Collected data

■ ■ ■ ■ ■

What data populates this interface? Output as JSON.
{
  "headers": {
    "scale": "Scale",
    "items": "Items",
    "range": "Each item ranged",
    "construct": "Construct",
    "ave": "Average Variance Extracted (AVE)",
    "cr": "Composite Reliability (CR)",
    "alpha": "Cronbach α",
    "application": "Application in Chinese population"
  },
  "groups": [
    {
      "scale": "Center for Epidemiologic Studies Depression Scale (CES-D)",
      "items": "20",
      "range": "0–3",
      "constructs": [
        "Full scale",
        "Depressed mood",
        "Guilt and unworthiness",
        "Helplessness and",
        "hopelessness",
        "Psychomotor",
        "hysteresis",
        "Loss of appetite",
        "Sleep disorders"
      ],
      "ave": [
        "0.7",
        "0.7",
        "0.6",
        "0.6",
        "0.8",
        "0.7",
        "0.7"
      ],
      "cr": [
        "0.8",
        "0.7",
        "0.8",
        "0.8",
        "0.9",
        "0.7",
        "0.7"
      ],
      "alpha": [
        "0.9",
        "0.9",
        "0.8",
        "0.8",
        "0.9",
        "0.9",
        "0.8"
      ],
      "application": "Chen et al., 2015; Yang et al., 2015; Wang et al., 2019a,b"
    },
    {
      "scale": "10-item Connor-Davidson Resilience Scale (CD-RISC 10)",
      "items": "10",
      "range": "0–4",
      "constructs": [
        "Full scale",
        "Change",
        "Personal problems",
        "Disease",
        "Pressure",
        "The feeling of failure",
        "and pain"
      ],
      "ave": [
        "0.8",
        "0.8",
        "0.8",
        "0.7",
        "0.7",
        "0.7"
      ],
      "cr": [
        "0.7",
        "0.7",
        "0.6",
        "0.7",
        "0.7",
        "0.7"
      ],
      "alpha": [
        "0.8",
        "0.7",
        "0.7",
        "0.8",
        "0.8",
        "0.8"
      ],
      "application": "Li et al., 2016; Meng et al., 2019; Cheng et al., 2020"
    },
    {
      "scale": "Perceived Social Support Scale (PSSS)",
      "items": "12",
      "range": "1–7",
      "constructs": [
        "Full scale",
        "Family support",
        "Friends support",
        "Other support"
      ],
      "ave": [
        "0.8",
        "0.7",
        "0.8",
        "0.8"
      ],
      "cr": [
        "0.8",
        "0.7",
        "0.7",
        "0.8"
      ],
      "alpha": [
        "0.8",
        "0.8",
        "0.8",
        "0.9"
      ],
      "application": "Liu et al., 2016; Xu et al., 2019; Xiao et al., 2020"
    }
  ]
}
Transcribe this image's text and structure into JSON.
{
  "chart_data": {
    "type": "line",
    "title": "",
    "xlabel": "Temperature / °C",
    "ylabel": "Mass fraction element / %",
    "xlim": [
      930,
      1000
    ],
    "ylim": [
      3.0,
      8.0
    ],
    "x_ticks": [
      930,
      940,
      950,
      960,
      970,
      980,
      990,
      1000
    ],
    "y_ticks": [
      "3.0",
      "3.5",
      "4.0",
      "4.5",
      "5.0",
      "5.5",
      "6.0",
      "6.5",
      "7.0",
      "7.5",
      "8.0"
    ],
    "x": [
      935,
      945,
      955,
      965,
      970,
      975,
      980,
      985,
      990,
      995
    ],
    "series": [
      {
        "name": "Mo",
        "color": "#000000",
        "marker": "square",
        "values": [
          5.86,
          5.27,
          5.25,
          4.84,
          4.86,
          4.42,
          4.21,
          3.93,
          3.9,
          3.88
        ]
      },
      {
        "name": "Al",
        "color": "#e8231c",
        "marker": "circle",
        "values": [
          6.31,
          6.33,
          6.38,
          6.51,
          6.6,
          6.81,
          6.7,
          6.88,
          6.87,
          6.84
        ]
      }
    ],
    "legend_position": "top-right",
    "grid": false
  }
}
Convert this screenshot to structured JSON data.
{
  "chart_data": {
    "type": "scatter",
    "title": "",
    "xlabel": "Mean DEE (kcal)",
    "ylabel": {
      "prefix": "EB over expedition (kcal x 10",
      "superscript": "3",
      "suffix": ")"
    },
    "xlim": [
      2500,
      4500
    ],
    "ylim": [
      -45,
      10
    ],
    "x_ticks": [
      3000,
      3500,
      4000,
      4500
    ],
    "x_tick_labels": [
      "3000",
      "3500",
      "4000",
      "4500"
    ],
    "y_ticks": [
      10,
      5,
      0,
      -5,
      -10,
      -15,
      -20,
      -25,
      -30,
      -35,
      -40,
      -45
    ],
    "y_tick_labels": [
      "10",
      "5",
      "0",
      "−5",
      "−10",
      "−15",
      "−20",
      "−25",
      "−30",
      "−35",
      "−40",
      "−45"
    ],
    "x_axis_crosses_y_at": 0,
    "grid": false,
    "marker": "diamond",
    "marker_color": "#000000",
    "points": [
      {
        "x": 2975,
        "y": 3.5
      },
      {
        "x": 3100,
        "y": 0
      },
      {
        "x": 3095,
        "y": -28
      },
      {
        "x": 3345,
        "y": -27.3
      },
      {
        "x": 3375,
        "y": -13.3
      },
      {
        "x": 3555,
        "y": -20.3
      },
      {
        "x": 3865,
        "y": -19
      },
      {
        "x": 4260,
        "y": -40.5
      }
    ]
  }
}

■ ■ ■ ■ ■

[Prompt]:
Go through the data above and find the lines with the word "kcal". Copy each of those lines.

[Task result]:
    "xlabel": "Mean DEE (kcal)",
      "prefix": "EB over expedition (kcal x 10",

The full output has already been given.